__What you have to do__. Could you give the data below again, exactly and completely?

__Records to use__.

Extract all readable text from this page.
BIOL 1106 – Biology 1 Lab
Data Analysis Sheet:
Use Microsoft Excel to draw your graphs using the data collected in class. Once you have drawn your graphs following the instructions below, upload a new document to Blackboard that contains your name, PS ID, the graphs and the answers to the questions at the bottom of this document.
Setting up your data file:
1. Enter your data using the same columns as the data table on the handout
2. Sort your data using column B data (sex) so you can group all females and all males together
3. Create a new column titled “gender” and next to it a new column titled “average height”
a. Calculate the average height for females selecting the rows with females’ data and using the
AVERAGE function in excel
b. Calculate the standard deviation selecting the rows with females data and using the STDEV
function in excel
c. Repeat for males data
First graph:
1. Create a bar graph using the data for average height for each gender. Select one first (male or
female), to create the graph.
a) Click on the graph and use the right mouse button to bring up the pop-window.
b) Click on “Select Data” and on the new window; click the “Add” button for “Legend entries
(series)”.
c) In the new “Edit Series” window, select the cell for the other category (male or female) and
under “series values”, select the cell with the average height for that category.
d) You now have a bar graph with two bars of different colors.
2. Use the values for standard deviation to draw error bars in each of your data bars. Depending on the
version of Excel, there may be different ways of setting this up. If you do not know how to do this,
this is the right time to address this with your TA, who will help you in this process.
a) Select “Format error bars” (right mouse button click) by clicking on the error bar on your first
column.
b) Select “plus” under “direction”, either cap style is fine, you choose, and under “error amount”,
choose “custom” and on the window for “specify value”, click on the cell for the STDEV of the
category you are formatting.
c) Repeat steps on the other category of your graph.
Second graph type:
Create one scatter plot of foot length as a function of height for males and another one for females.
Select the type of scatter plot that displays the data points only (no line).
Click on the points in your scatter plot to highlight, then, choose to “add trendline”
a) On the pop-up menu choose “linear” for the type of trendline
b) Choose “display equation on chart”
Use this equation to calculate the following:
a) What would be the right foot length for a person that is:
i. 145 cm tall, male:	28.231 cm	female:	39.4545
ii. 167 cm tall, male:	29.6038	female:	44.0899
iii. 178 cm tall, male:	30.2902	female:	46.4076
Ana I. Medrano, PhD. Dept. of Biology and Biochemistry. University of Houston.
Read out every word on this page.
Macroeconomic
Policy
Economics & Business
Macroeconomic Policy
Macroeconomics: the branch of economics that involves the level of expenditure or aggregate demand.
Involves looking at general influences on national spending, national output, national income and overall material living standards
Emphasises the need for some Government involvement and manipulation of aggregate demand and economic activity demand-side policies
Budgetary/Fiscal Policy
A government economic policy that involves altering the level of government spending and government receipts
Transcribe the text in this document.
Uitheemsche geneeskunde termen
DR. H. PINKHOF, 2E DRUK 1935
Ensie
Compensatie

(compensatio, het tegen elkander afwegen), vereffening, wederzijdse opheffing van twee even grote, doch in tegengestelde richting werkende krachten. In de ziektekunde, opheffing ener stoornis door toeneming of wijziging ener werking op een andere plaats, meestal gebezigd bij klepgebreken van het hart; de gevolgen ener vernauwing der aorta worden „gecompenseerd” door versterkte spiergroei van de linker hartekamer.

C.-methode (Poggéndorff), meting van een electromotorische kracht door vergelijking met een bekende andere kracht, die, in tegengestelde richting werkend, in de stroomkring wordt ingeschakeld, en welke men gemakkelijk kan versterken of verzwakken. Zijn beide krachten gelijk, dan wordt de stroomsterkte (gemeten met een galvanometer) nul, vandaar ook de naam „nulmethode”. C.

__Solution for this task__.
Extract all readable text from this page.
BIOL 1106 – Biology 1 Lab
Data Analysis Sheet:
Use Microsoft Excel to draw your graphs using the data collected in class. Once you have drawn your graphs following the instructions below, upload a new document to Blackboard that contains your name, PS ID, the graphs and the answers to the questions at the bottom of this document.
Setting up your data file:
1. Enter your data using the same columns as the data table on the handout
2. Sort your data using column B data (sex) so you can group all females and all males together
3. Create a new column titled “gender” and next to it a new column titled “average height”
a. Calculate the average height for females selecting the rows with females’ data and using the
AVERAGE function in excel
b. Calculate the standard deviation selecting the rows with females data and using the STDEV
function in excel
c. Repeat for males data
First graph:
1. Create a bar graph using the data for average height for each gender. Select one first (male or
female), to create the graph.
a) Click on the graph and use the right mouse button to bring up the pop-window.
b) Click on “Select Data” and on the new window; click the “Add” button for “Legend entries
(series)”.
c) In the new “Edit Series” window, select the cell for the other category (male or female) and
under “series values”, select the cell with the average height for that category.
d) You now have a bar graph with two bars of different colors.
2. Use the values for standard deviation to draw error bars in each of your data bars. Depending on the
version of Excel, there may be different ways of setting this up. If you do not know how to do this,
this is the right time to address this with your TA, who will help you in this process.
a) Select “Format error bars” (right mouse button click) by clicking on the error bar on your first
column.
b) Select “plus” under “direction”, either cap style is fine, you choose, and under “error amount”,
choose “custom” and on the window for “specify value”, click on the cell for the STDEV of the
category you are formatting.
c) Repeat steps on the other category of your graph.
Second graph type:
Create one scatter plot of foot length as a function of height for males and another one for females.
Select the type of scatter plot that displays the data points only (no line).
Click on the points in your scatter plot to highlight, then, choose to “add trendline”
a) On the pop-up menu choose “linear” for the type of trendline
b) Choose “display equation on chart”
Use this equation to calculate the following:
a) What would be the right foot length for a person that is:
i. 145 cm tall, male:	28.231 cm	female:	39.4545
ii. 167 cm tall, male:	29.6038	female:	44.0899
iii. 178 cm tall, male:	30.2902	female:	46.4076
Ana I. Medrano, PhD. Dept. of Biology and Biochemistry. University of Houston.
Read out every word on this page.
Macroeconomic
Policy
Economics & Business
Macroeconomic Policy
Macroeconomics: the branch of economics that involves the level of expenditure or aggregate demand.
Involves looking at general influences on national spending, national output, national income and overall material living standards
Emphasises the need for some Government involvement and manipulation of aggregate demand and economic activity demand-side policies
Budgetary/Fiscal Policy
A government economic policy that involves altering the level of government spending and government receipts
Transcribe the text in this document.
Uitheemsche geneeskunde termen
DR. H. PINKHOF, 2E DRUK 1935
Ensie
Compensatie

(compensatio, het tegen elkander afwegen), vereffening, wederzijdse opheffing van twee even grote, doch in tegengestelde richting werkende krachten. In de ziektekunde, opheffing ener stoornis door toeneming of wijziging ener werking op een andere plaats, meestal gebezigd bij klepgebreken van het hart; de gevolgen ener vernauwing der aorta worden „gecompenseerd” door versterkte spiergroei van de linker hartekamer.

C.-methode (Poggéndorff), meting van een electromotorische kracht door vergelijking met een bekende andere kracht, die, in tegengestelde richting werkend, in de stroomkring wordt ingeschakeld, en welke men gemakkelijk kan versterken of verzwakken. Zijn beide krachten gelijk, dan wordt de stroomsterkte (gemeten met een galvanometer) nul, vandaar ook de naam „nulmethode”. C.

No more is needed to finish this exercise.